## PROBLEM DESCRIPTION
Work out how many lines of the listing hold the string "structured", then answer with that number and nothing else.

====== DATA SUPPLIED

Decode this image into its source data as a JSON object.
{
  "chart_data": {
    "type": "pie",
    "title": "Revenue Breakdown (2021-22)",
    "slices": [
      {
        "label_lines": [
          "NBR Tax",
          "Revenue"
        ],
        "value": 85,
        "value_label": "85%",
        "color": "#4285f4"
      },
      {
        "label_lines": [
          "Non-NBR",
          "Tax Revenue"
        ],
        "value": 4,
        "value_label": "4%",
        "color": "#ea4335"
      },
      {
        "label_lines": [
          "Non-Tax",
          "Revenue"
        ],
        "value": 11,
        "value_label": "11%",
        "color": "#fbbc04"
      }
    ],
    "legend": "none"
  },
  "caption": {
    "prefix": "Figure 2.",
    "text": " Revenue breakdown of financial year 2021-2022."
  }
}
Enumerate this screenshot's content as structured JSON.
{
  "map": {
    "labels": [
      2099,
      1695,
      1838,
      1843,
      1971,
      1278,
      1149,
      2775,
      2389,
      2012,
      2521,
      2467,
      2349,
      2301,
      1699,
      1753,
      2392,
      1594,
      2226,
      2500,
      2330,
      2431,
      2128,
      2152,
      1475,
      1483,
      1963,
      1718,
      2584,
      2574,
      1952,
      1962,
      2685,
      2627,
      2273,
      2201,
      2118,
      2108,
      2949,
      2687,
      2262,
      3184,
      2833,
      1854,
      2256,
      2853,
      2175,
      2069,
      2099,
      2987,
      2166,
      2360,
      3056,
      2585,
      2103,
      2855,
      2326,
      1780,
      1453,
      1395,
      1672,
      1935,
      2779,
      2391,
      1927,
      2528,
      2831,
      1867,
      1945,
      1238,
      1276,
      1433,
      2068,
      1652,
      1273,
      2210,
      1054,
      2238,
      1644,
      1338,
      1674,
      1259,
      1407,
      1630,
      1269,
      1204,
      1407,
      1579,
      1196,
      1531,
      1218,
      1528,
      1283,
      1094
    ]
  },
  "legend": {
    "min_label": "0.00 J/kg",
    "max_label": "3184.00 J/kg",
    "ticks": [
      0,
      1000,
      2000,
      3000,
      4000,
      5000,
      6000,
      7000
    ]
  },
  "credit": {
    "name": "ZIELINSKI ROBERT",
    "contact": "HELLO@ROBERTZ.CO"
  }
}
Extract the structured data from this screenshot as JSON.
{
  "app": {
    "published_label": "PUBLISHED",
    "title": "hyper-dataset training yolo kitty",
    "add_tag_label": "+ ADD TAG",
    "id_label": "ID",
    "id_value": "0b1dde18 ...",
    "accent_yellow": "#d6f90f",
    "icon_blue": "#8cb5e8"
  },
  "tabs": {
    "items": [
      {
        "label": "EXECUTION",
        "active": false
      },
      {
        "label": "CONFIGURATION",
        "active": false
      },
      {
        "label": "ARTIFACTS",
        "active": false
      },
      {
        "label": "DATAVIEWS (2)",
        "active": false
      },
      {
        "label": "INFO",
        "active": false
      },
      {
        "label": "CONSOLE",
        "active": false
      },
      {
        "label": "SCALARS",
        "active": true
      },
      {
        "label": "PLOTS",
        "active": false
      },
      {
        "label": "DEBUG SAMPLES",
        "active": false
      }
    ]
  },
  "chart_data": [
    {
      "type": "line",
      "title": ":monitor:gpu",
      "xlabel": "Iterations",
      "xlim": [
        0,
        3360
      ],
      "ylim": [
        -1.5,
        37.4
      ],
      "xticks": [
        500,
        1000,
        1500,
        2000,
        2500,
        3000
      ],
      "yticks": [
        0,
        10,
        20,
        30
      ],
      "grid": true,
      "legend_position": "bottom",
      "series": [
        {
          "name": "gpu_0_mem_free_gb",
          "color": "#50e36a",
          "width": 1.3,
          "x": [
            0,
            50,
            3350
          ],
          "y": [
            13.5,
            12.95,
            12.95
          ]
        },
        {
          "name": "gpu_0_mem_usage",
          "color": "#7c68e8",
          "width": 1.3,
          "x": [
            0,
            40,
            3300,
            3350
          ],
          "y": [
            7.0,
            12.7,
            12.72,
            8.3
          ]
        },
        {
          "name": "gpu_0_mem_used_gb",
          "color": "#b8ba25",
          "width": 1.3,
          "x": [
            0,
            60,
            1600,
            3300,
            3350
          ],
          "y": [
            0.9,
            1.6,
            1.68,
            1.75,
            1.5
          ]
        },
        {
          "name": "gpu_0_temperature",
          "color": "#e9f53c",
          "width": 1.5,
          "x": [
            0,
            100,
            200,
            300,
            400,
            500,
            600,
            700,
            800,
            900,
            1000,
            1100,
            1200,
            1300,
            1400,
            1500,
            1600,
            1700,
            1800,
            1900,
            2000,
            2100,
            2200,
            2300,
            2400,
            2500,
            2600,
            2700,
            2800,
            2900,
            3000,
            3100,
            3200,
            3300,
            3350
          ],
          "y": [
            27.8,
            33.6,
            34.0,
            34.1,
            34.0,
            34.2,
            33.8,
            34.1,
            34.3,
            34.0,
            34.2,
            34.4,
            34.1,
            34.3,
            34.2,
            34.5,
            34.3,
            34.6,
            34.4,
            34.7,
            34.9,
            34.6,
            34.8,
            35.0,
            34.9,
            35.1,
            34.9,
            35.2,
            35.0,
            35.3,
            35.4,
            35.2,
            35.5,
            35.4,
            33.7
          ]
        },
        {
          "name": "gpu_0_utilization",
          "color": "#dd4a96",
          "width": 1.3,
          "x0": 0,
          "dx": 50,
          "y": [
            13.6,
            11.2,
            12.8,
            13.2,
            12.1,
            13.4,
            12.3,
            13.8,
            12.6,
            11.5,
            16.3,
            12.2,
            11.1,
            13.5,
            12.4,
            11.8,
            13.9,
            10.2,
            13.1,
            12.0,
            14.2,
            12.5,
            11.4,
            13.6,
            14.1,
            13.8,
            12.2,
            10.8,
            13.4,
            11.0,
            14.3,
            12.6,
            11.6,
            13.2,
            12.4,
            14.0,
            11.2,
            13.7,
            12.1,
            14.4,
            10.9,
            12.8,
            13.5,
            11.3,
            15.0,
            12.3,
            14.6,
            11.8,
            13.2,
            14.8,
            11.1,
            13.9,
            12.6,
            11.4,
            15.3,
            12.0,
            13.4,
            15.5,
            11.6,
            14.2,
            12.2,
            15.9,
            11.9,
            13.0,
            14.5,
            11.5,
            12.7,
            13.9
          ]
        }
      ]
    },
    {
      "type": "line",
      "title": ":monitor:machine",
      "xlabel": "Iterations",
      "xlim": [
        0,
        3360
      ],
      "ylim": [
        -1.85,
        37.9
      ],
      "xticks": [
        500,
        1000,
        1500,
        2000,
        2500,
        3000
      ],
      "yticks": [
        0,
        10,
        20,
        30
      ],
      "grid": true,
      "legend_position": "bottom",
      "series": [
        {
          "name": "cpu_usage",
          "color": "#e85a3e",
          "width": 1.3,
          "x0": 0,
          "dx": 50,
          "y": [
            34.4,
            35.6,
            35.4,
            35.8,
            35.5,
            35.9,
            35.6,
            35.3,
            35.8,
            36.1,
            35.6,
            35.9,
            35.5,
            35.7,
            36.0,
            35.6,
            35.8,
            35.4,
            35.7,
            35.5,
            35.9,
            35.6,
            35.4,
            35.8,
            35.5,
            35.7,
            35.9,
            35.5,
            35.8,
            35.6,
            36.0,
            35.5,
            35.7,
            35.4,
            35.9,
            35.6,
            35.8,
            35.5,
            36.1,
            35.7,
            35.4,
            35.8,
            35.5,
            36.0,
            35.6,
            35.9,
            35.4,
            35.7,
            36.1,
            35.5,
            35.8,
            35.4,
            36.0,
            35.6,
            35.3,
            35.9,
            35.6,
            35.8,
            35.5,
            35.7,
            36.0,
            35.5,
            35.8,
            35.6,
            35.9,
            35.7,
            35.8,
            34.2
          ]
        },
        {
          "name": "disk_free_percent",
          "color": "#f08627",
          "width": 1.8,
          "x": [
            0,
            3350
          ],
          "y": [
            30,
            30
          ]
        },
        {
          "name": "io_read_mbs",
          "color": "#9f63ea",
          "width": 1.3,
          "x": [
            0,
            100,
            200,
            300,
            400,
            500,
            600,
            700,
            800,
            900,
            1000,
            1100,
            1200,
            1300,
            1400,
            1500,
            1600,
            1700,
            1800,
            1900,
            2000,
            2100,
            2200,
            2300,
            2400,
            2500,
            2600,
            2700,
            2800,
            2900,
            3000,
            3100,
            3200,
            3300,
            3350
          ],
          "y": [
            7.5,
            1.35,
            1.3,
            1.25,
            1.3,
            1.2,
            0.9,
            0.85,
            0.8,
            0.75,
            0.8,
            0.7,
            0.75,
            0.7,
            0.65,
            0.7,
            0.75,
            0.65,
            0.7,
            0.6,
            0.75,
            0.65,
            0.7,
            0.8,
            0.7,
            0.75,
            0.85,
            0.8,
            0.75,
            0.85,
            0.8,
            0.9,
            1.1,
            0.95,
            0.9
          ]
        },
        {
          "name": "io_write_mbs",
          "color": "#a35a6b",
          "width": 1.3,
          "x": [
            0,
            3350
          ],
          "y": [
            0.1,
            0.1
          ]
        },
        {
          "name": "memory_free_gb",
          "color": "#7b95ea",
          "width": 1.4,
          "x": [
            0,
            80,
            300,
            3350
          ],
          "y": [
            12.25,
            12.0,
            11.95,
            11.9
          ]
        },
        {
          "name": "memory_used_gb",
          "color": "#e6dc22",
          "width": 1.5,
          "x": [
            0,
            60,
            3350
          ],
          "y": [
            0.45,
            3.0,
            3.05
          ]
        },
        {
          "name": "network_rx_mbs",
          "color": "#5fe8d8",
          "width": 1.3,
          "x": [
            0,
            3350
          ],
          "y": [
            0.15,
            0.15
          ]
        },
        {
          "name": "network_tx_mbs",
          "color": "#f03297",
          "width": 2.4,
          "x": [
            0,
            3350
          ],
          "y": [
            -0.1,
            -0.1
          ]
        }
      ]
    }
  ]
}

============

## TASK RESPONSE
2